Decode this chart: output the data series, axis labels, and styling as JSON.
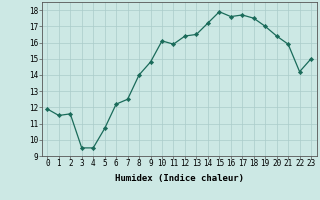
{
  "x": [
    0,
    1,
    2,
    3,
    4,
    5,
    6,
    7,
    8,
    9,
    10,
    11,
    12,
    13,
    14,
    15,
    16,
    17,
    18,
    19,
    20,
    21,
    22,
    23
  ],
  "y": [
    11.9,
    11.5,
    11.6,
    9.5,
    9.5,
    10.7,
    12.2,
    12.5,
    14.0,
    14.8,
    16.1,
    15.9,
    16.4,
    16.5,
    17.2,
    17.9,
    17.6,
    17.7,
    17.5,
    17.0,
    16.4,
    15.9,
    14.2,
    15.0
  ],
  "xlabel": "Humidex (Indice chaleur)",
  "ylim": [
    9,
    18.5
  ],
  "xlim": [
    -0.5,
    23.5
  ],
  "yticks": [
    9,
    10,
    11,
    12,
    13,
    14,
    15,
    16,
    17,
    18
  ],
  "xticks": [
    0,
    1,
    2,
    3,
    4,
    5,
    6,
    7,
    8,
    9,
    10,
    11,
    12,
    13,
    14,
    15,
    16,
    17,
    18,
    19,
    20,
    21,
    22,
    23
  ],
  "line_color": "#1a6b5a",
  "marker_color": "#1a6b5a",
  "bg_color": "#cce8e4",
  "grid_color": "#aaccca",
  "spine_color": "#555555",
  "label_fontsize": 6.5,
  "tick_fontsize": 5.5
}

§

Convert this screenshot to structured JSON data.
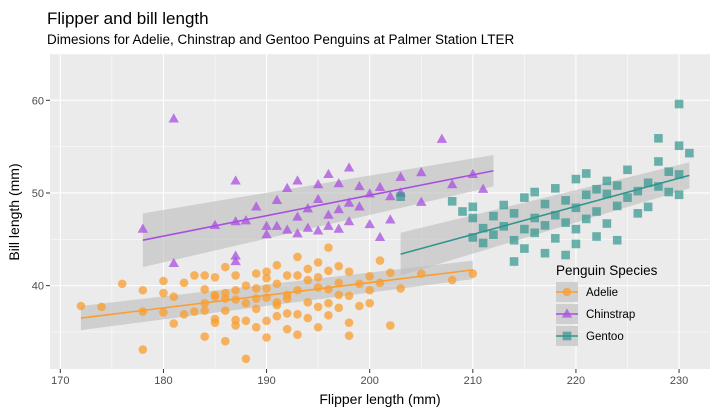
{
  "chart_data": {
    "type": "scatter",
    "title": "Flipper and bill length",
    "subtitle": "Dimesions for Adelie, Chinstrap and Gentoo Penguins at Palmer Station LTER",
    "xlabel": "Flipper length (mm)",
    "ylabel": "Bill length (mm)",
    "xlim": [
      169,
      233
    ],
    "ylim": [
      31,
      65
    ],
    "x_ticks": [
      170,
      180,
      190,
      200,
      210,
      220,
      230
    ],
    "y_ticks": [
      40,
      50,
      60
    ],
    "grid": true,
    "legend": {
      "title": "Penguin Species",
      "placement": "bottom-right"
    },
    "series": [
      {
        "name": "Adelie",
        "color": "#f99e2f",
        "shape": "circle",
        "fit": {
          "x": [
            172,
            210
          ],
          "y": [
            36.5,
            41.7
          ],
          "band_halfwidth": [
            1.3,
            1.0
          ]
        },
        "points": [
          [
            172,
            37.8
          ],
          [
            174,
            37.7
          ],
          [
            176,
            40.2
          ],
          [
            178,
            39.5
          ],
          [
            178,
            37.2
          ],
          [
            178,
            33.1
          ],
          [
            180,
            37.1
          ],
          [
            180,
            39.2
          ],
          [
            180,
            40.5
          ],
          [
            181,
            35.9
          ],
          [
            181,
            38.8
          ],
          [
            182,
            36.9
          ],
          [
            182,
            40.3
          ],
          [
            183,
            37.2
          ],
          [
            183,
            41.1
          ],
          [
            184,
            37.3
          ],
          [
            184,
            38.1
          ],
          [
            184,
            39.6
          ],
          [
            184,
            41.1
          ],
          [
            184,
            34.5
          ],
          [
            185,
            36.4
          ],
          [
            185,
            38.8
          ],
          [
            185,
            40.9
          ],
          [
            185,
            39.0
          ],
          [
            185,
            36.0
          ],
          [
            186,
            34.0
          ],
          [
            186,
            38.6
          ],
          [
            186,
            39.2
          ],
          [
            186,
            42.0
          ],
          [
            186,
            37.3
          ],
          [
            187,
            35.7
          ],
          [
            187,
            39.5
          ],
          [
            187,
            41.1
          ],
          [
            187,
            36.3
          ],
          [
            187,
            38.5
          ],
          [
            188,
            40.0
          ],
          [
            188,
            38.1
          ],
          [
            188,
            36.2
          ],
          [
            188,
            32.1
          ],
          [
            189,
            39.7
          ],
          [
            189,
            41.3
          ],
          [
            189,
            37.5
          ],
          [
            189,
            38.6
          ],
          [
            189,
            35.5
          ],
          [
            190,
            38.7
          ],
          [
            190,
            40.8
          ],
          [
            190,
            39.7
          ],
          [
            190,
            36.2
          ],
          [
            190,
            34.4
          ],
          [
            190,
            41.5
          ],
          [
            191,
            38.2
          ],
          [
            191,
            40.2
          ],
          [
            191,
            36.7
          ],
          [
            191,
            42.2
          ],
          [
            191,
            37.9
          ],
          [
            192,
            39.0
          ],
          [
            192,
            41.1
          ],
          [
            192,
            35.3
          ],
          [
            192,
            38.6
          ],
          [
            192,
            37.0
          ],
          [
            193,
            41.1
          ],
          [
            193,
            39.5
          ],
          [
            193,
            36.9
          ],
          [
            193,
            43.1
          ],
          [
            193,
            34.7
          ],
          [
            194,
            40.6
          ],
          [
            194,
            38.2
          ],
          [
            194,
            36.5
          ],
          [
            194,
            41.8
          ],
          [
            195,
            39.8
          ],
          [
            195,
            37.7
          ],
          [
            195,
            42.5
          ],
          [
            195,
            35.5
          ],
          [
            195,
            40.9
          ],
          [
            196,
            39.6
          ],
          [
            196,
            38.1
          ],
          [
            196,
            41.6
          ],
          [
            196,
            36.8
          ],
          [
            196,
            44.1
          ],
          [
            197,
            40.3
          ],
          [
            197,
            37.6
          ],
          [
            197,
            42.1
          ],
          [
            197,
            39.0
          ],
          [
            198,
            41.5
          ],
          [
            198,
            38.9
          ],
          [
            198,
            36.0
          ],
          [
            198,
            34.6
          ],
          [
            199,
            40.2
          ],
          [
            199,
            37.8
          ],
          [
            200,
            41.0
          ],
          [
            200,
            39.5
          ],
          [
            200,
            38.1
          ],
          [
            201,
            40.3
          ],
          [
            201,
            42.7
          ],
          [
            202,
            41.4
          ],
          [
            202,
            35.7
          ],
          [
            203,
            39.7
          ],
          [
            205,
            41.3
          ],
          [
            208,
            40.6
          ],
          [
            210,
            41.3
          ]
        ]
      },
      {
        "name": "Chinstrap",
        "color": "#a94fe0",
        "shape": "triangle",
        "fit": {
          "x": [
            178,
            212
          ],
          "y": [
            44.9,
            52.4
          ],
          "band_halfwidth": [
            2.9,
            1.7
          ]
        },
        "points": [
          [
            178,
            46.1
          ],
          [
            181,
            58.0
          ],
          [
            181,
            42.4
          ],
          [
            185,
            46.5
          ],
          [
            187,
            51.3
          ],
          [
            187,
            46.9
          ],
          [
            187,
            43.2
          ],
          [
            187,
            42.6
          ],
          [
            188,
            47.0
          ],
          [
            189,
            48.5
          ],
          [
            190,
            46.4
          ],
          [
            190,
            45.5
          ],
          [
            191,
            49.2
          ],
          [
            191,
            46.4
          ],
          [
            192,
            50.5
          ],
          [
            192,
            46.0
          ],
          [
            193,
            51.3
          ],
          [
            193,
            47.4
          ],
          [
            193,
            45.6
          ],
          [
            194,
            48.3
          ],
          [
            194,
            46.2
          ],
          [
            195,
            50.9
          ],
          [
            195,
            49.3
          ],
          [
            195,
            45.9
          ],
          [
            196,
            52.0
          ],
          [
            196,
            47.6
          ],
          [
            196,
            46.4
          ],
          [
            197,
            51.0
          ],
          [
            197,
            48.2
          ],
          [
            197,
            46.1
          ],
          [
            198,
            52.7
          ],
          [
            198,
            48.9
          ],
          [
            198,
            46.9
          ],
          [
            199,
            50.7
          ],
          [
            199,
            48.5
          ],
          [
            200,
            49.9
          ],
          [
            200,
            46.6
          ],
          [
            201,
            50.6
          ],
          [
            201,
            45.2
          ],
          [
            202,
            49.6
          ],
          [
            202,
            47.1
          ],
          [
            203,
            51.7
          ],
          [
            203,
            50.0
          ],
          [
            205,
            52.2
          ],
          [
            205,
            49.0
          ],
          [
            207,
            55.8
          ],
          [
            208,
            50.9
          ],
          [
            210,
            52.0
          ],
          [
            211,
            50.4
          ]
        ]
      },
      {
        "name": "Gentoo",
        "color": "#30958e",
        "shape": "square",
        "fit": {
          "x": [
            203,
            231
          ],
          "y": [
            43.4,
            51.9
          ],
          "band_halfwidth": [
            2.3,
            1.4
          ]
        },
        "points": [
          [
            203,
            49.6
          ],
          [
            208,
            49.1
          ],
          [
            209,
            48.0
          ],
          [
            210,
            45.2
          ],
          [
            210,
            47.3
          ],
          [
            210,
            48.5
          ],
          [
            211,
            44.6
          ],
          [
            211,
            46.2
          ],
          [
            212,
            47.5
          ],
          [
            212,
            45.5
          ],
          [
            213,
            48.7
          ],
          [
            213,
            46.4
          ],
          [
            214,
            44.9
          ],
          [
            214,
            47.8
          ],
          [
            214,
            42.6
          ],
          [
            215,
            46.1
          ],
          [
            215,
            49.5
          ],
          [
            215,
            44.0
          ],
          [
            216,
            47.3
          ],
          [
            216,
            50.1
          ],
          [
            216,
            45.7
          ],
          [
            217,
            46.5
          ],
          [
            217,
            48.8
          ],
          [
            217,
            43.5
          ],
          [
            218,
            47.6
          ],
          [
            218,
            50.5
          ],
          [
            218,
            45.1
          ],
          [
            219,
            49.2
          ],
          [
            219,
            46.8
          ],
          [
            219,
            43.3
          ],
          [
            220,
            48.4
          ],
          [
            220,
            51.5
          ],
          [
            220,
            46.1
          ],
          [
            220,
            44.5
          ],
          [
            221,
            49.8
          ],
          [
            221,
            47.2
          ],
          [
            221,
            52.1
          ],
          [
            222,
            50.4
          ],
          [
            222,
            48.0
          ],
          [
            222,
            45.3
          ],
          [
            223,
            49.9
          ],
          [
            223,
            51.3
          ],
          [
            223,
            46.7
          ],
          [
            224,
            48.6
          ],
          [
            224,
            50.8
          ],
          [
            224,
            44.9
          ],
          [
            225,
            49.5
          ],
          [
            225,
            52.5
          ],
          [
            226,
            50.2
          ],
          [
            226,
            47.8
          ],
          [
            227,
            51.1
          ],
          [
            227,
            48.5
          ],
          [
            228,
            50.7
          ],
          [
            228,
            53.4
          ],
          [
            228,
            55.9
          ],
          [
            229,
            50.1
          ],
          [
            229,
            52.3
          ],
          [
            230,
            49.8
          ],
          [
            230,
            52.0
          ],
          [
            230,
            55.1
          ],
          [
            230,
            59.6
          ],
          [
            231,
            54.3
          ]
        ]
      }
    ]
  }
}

§

--- Required work ---
All lines above with "Flipper" in them should be returned.

--- Correct answer ---
    "title": "Flipper and bill length",
    "xlabel": "Flipper length (mm)",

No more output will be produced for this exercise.